Your instructions
Only lines with the string "fill" matter here; gather them from the material below.

++++++++++

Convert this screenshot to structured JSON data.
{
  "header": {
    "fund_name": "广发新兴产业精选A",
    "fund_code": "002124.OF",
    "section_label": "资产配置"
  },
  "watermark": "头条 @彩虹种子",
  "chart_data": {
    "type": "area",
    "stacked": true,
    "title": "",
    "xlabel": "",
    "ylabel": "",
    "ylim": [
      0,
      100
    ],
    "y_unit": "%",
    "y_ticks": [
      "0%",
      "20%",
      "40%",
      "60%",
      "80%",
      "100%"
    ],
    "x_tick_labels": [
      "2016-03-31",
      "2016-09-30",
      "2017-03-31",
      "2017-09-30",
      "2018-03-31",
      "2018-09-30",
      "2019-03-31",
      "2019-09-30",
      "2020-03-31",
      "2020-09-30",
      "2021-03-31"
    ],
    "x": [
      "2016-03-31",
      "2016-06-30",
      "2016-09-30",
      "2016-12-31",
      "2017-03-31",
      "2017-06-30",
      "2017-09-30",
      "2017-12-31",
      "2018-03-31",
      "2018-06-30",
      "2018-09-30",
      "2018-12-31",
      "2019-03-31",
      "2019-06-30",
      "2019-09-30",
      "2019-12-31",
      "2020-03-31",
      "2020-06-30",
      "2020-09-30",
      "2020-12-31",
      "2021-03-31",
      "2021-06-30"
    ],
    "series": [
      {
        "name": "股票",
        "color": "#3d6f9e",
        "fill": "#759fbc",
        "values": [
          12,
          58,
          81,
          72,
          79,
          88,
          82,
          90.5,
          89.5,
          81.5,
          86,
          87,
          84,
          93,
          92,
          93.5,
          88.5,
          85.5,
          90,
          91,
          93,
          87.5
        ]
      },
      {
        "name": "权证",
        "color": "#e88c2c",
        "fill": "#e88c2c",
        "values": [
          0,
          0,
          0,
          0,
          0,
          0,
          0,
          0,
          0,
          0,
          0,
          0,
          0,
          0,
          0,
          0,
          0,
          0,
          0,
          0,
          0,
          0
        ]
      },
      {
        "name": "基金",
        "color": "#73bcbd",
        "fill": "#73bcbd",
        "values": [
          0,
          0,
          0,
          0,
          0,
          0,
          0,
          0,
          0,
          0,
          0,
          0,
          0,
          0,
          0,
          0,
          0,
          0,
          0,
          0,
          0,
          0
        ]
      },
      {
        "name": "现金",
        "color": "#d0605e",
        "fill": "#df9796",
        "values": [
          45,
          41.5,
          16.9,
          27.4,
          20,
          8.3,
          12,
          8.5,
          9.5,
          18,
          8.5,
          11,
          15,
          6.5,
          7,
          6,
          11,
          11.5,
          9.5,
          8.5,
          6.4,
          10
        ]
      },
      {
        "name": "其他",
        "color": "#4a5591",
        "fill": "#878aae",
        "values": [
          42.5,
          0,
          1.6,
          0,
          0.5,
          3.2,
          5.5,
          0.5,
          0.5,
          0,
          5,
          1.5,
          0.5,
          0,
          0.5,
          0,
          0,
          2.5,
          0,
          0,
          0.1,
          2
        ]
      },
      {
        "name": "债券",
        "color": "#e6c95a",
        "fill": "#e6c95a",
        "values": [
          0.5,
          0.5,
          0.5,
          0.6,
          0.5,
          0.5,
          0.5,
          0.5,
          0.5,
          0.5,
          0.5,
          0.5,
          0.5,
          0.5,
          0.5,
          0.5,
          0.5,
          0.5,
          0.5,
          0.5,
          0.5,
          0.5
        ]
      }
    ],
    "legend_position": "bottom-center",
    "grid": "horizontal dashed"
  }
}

++++++++++

Output for this task
        "fill": "#759fbc",
        "fill": "#e88c2c",
        "fill": "#73bcbd",
        "fill": "#df9796",
        "fill": "#878aae",
        "fill": "#e6c95a",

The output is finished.